#### Required task
Pictures do not belong in your copy. Repeat all the other data exactly.

#### Material provided
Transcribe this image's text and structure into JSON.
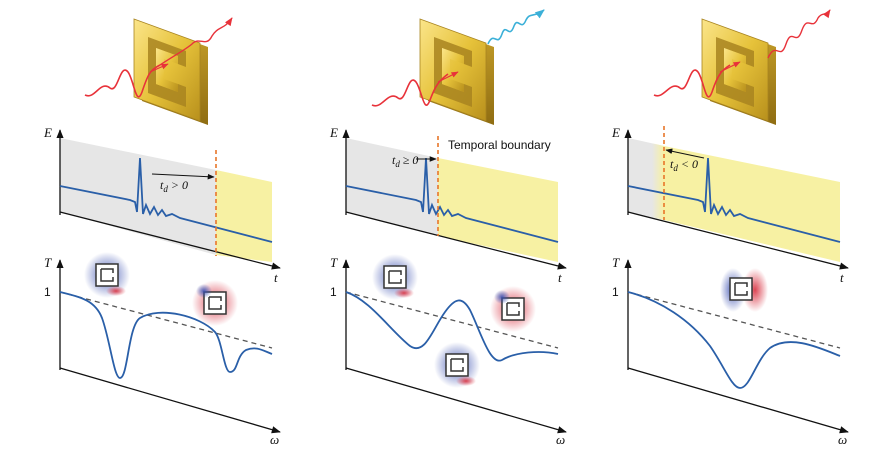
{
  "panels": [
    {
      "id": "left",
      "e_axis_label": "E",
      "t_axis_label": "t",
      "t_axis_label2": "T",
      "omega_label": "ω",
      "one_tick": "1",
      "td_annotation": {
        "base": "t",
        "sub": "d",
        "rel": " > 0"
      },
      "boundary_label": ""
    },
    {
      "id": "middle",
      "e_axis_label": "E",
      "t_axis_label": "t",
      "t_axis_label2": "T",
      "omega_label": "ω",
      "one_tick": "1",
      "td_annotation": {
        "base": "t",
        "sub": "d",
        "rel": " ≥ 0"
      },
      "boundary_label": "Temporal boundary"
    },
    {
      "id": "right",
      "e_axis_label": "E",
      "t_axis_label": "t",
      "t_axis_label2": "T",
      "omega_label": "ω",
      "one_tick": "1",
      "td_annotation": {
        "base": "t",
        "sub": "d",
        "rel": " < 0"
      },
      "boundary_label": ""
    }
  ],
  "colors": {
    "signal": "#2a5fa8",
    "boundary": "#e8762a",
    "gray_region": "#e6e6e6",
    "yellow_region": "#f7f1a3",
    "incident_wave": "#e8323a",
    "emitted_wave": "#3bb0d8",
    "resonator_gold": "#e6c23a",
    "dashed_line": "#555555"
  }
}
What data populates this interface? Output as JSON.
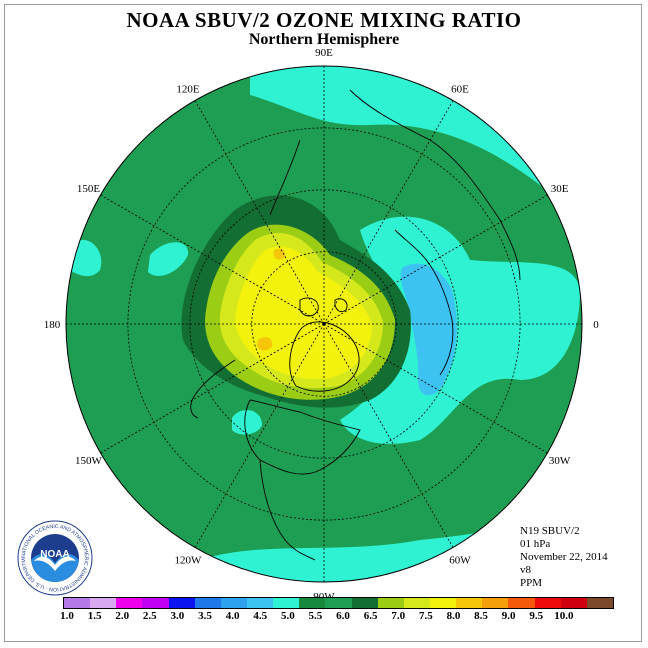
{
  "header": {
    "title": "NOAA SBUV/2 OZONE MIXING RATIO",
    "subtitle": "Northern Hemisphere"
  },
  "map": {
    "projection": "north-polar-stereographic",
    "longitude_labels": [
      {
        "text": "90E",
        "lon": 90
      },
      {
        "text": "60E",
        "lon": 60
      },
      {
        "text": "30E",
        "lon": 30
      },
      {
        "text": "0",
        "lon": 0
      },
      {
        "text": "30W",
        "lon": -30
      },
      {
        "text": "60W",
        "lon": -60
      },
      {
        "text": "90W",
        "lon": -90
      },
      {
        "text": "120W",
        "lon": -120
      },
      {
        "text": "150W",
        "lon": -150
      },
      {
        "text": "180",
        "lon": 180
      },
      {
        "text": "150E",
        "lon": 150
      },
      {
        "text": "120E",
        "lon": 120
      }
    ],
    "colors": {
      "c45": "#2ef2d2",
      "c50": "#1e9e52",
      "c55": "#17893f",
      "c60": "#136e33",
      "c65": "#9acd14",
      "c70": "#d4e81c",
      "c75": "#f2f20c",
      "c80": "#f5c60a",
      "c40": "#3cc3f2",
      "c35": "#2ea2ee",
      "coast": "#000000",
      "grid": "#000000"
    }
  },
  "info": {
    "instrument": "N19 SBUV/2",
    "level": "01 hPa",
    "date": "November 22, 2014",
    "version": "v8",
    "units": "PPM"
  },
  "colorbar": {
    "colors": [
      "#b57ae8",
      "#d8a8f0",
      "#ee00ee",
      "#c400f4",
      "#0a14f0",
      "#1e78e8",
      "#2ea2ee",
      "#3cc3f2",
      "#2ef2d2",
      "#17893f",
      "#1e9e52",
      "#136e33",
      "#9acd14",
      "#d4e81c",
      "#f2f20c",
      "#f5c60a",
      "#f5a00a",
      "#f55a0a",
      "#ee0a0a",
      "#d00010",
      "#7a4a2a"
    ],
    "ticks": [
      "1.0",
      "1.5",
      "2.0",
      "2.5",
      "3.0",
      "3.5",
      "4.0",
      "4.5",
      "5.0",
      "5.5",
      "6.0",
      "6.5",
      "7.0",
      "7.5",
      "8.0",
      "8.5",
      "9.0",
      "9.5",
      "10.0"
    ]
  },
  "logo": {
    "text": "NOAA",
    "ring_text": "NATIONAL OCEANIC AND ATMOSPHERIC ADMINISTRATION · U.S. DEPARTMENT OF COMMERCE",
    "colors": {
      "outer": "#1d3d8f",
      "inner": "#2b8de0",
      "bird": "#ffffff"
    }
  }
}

#### The completed task
Transcribe this image's text and structure into JSON.
{
  "panels": [
    {
      "id": "left",
      "e_axis_label": "E",
      "t_axis_label": "t",
      "t_axis_label2": "T",
      "omega_label": "ω",
      "one_tick": "1",
      "td_annotation": {
        "base": "t",
        "sub": "d",
        "rel": " > 0"
      },
      "boundary_label": ""
    },
    {
      "id": "middle",
      "e_axis_label": "E",
      "t_axis_label": "t",
      "t_axis_label2": "T",
      "omega_label": "ω",
      "one_tick": "1",
      "td_annotation": {
        "base": "t",
        "sub": "d",
        "rel": " ≥ 0"
      },
      "boundary_label": "Temporal boundary"
    },
    {
      "id": "right",
      "e_axis_label": "E",
      "t_axis_label": "t",
      "t_axis_label2": "T",
      "omega_label": "ω",
      "one_tick": "1",
      "td_annotation": {
        "base": "t",
        "sub": "d",
        "rel": " < 0"
      },
      "boundary_label": ""
    }
  ],
  "colors": {
    "signal": "#2a5fa8",
    "boundary": "#e8762a",
    "gray_region": "#e6e6e6",
    "yellow_region": "#f7f1a3",
    "incident_wave": "#e8323a",
    "emitted_wave": "#3bb0d8",
    "resonator_gold": "#e6c23a",
    "dashed_line": "#555555"
  }
}
What data populates this interface? Output as JSON.
{
  "header": {
    "title": "NOAA SBUV/2 OZONE MIXING RATIO",
    "subtitle": "Northern Hemisphere"
  },
  "map": {
    "projection": "north-polar-stereographic",
    "longitude_labels": [
      {
        "text": "90E",
        "lon": 90
      },
      {
        "text": "60E",
        "lon": 60
      },
      {
        "text": "30E",
        "lon": 30
      },
      {
        "text": "0",
        "lon": 0
      },
      {
        "text": "30W",
        "lon": -30
      },
      {
        "text": "60W",
        "lon": -60
      },
      {
        "text": "90W",
        "lon": -90
      },
      {
        "text": "120W",
        "lon": -120
      },
      {
        "text": "150W",
        "lon": -150
      },
      {
        "text": "180",
        "lon": 180
      },
      {
        "text": "150E",
        "lon": 150
      },
      {
        "text": "120E",
        "lon": 120
      }
    ],
    "colors": {
      "c45": "#2ef2d2",
      "c50": "#1e9e52",
      "c55": "#17893f",
      "c60": "#136e33",
      "c65": "#9acd14",
      "c70": "#d4e81c",
      "c75": "#f2f20c",
      "c80": "#f5c60a",
      "c40": "#3cc3f2",
      "c35": "#2ea2ee",
      "coast": "#000000",
      "grid": "#000000"
    }
  },
  "info": {
    "instrument": "N19 SBUV/2",
    "level": "01 hPa",
    "date": "November 22, 2014",
    "version": "v8",
    "units": "PPM"
  },
  "colorbar": {
    "colors": [
      "#b57ae8",
      "#d8a8f0",
      "#ee00ee",
      "#c400f4",
      "#0a14f0",
      "#1e78e8",
      "#2ea2ee",
      "#3cc3f2",
      "#2ef2d2",
      "#17893f",
      "#1e9e52",
      "#136e33",
      "#9acd14",
      "#d4e81c",
      "#f2f20c",
      "#f5c60a",
      "#f5a00a",
      "#f55a0a",
      "#ee0a0a",
      "#d00010",
      "#7a4a2a"
    ],
    "ticks": [
      "1.0",
      "1.5",
      "2.0",
      "2.5",
      "3.0",
      "3.5",
      "4.0",
      "4.5",
      "5.0",
      "5.5",
      "6.0",
      "6.5",
      "7.0",
      "7.5",
      "8.0",
      "8.5",
      "9.0",
      "9.5",
      "10.0"
    ]
  },
  "logo": {
    "text": "NOAA",
    "ring_text": "NATIONAL OCEANIC AND ATMOSPHERIC ADMINISTRATION · U.S. DEPARTMENT OF COMMERCE",
    "colors": {
      "outer": "#1d3d8f",
      "inner": "#2b8de0",
      "bird": "#ffffff"
    }
  }
}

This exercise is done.